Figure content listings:
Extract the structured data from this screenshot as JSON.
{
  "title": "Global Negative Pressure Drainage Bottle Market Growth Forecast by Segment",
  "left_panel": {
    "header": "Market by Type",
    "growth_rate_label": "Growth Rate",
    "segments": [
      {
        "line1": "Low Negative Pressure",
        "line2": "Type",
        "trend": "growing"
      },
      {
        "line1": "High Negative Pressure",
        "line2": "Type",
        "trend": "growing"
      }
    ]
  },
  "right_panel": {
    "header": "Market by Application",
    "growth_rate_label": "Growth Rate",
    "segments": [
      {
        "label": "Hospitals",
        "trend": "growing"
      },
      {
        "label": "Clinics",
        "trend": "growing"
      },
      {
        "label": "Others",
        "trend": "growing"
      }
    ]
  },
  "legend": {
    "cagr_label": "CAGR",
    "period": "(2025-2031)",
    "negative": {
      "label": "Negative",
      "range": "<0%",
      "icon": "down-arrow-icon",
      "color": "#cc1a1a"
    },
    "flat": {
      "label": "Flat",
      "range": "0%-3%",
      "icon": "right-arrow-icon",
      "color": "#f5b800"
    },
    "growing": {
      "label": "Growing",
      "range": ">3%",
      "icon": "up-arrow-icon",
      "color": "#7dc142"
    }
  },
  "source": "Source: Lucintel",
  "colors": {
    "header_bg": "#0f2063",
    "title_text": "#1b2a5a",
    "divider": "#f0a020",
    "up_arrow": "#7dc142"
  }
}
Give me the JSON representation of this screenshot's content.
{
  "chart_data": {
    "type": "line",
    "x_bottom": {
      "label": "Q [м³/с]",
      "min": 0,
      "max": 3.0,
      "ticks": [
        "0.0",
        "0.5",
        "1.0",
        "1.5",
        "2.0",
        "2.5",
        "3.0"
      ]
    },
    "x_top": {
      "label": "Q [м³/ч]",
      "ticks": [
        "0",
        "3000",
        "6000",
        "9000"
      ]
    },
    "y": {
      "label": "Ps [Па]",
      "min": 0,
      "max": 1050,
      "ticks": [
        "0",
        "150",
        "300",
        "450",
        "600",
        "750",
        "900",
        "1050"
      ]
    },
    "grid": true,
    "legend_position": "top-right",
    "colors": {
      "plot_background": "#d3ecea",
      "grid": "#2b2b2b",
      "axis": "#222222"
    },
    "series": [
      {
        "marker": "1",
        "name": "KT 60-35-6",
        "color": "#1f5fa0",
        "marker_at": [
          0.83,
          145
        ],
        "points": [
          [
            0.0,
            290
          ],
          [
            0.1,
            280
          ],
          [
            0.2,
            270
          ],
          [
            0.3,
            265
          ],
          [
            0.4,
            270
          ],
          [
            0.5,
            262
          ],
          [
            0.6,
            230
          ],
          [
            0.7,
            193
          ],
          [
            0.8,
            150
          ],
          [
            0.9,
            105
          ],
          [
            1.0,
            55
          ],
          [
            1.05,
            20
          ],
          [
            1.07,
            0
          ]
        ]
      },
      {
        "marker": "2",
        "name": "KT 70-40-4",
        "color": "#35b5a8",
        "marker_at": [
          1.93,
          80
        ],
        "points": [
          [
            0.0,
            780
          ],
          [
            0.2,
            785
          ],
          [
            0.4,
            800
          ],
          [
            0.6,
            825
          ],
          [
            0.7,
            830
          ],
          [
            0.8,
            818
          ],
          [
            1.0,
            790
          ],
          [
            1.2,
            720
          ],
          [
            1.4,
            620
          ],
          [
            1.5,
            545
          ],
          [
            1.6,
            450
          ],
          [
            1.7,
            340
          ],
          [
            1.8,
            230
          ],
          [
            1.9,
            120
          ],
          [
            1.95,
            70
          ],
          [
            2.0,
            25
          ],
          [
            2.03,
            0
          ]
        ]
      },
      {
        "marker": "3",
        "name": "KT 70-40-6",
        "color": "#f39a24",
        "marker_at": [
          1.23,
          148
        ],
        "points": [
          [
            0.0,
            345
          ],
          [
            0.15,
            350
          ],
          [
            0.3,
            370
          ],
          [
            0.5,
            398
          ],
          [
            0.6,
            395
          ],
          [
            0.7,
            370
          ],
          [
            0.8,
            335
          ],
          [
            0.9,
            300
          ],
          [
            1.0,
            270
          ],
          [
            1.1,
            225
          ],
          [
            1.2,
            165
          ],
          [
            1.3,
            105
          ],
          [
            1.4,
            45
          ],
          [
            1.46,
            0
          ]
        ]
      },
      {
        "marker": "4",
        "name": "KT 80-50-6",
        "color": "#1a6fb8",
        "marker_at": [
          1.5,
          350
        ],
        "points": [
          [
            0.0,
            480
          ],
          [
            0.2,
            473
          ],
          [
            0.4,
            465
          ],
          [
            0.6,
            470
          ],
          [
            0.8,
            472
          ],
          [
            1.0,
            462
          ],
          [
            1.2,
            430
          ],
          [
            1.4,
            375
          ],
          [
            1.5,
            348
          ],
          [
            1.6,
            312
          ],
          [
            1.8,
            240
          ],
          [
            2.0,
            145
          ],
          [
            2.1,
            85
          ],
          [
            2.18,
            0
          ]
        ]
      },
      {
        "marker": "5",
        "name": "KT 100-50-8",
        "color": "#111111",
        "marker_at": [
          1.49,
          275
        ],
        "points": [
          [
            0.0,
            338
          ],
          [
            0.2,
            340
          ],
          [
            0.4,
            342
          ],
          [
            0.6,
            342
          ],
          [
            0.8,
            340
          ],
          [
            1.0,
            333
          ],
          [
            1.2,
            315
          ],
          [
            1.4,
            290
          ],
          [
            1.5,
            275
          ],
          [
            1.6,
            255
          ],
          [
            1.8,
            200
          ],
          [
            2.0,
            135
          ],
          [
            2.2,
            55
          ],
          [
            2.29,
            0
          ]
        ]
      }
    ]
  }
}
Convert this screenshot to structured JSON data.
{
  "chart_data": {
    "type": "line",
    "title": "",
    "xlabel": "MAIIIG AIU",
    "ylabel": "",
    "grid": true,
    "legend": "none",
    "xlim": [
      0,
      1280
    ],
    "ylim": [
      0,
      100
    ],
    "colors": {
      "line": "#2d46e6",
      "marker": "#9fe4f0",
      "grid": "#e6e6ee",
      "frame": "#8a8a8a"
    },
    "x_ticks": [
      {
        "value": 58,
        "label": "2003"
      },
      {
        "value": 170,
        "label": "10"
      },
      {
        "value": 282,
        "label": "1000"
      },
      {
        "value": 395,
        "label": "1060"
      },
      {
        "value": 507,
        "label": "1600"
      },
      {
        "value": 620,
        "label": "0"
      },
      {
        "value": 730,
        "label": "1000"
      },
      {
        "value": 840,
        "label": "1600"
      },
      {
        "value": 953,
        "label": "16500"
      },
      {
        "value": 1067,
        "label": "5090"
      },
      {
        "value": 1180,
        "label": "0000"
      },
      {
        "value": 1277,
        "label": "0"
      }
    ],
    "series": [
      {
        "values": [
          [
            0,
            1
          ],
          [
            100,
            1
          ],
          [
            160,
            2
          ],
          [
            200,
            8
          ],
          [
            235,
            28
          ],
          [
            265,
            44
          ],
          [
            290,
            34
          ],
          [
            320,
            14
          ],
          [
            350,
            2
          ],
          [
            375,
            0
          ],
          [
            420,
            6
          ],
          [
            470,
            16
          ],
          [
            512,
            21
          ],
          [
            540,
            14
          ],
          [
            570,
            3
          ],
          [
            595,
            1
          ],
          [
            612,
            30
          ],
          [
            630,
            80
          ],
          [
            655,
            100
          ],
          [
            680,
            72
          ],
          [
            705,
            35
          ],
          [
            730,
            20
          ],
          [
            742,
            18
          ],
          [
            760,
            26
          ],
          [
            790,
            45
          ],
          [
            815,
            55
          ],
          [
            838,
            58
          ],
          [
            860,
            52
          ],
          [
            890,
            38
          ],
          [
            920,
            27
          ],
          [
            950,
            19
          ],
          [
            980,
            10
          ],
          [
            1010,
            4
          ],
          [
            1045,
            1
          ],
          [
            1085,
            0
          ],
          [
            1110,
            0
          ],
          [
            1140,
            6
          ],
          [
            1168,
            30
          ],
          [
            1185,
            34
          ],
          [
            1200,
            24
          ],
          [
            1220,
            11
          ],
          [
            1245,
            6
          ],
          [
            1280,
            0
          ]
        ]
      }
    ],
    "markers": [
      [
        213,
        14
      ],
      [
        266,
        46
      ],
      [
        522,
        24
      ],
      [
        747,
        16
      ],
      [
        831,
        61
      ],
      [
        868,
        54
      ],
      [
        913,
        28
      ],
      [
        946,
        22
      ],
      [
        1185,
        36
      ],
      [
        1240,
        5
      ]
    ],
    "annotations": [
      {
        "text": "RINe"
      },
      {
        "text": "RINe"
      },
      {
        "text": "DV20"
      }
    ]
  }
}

Exercise:
Keep only the lines that hold the string "JSON", and copy them out.

Exercise response:
Extract the structured data from this screenshot as JSON.
Give me the JSON representation of this screenshot's content.
Convert this screenshot to structured JSON data.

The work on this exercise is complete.